*Goal of the exercise*: Which lines hold the word "this"? Copy each of them.

*Records to process*:
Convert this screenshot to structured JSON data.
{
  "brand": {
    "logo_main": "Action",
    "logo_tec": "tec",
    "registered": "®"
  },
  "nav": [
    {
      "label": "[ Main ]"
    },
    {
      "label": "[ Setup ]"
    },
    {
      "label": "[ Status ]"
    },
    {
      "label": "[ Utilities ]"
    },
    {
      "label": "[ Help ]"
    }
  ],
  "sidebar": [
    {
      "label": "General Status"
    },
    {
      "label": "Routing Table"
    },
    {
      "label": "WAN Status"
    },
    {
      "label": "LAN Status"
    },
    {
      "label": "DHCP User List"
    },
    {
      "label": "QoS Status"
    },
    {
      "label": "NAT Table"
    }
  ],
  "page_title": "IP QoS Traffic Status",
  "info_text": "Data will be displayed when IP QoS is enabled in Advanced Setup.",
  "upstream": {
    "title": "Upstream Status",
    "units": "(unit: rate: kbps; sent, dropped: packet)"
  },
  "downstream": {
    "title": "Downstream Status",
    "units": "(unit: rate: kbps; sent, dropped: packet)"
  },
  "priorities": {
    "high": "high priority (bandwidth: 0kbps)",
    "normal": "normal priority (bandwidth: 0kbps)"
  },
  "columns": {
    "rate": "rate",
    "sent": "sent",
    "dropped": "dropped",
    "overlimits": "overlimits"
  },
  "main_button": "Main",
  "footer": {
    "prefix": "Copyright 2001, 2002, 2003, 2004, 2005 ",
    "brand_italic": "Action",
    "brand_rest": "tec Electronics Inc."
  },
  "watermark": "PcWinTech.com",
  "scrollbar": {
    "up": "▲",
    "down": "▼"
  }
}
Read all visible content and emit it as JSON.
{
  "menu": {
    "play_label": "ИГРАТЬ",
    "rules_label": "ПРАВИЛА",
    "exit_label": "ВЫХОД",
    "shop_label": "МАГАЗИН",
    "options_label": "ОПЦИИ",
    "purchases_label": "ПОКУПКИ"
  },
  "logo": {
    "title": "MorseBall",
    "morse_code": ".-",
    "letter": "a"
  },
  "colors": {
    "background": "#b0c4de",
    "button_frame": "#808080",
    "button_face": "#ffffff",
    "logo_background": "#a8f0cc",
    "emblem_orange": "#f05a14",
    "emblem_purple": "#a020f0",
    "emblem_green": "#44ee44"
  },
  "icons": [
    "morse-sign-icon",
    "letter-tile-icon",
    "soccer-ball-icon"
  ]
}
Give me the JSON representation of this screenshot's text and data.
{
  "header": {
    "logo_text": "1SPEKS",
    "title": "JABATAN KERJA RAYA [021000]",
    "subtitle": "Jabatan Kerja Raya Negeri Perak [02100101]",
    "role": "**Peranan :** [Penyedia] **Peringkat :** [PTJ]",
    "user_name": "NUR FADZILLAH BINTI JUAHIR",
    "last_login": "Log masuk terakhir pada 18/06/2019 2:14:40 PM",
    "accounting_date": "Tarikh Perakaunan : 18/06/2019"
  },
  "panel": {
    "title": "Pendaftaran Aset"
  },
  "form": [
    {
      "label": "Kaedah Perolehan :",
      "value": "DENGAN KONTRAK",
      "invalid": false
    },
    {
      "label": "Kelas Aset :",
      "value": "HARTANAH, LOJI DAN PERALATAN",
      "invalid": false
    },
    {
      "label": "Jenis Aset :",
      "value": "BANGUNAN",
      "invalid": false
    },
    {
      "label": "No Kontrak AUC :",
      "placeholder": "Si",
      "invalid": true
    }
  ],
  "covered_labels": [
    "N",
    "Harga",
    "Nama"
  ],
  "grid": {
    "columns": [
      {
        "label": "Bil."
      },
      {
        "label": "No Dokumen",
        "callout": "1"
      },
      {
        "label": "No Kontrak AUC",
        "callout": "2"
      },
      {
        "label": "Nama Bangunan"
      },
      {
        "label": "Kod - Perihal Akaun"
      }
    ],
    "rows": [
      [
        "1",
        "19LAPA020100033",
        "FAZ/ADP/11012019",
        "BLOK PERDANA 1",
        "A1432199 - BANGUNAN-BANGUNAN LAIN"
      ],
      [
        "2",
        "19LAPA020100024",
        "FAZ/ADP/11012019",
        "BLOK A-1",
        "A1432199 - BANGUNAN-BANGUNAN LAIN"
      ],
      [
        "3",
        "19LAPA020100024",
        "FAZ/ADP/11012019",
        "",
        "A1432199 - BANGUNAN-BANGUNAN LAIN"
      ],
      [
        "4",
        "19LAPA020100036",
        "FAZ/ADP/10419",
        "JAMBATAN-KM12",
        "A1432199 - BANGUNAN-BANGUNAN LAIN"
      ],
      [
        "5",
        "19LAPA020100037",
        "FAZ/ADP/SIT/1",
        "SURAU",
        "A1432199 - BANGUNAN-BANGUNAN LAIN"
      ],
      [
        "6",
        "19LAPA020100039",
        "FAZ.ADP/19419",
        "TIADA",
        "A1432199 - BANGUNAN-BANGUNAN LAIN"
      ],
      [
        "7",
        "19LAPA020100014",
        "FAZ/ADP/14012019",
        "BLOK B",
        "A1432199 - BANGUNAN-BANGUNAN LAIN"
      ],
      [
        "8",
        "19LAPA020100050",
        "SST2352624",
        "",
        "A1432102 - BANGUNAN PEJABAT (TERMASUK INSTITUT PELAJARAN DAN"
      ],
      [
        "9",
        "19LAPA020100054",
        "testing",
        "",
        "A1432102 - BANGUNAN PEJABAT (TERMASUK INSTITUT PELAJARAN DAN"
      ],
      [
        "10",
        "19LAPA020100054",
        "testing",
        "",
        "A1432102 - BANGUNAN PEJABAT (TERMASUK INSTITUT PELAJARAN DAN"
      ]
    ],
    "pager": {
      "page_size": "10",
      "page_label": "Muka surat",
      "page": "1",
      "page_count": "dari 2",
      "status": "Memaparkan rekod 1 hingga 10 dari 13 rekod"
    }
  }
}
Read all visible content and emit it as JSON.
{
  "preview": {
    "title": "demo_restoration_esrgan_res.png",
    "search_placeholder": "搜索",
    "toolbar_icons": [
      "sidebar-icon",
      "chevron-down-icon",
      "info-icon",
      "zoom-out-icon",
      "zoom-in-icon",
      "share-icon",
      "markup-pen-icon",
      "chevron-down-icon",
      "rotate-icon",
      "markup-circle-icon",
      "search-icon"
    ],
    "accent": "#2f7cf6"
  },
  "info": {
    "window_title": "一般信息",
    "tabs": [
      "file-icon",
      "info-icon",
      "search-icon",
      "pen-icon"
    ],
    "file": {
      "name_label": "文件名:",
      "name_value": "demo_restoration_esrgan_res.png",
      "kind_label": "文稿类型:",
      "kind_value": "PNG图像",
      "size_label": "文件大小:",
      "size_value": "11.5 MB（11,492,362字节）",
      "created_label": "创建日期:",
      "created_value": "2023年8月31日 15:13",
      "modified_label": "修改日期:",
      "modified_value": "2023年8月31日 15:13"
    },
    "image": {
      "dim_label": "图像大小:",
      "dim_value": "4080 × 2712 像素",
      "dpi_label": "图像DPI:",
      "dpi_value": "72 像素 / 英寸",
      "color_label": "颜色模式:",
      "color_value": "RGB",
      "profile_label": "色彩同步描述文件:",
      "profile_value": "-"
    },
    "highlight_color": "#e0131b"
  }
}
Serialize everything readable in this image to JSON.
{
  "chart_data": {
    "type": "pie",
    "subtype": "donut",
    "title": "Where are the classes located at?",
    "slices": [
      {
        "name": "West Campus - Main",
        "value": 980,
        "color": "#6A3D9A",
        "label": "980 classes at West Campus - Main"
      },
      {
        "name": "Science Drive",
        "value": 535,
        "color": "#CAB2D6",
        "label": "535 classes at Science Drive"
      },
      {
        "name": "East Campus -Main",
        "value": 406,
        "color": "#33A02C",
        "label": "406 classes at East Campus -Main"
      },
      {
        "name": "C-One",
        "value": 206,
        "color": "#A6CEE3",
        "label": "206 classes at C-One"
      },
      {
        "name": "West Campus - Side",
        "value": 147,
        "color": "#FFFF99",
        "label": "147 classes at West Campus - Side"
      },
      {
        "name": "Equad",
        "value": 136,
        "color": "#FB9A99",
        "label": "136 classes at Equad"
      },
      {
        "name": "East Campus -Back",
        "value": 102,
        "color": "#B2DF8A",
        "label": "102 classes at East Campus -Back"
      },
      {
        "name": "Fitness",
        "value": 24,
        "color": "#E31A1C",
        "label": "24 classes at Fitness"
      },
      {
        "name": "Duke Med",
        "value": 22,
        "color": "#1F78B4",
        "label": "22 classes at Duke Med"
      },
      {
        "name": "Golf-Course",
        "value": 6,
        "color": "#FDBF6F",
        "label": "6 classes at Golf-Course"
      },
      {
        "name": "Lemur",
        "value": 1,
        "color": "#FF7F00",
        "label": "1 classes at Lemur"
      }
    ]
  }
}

*The solution*:
Convert this screenshot to structured JSON data.
Give me the JSON representation of this screenshot's text and data.
Serialize everything readable in this image to JSON.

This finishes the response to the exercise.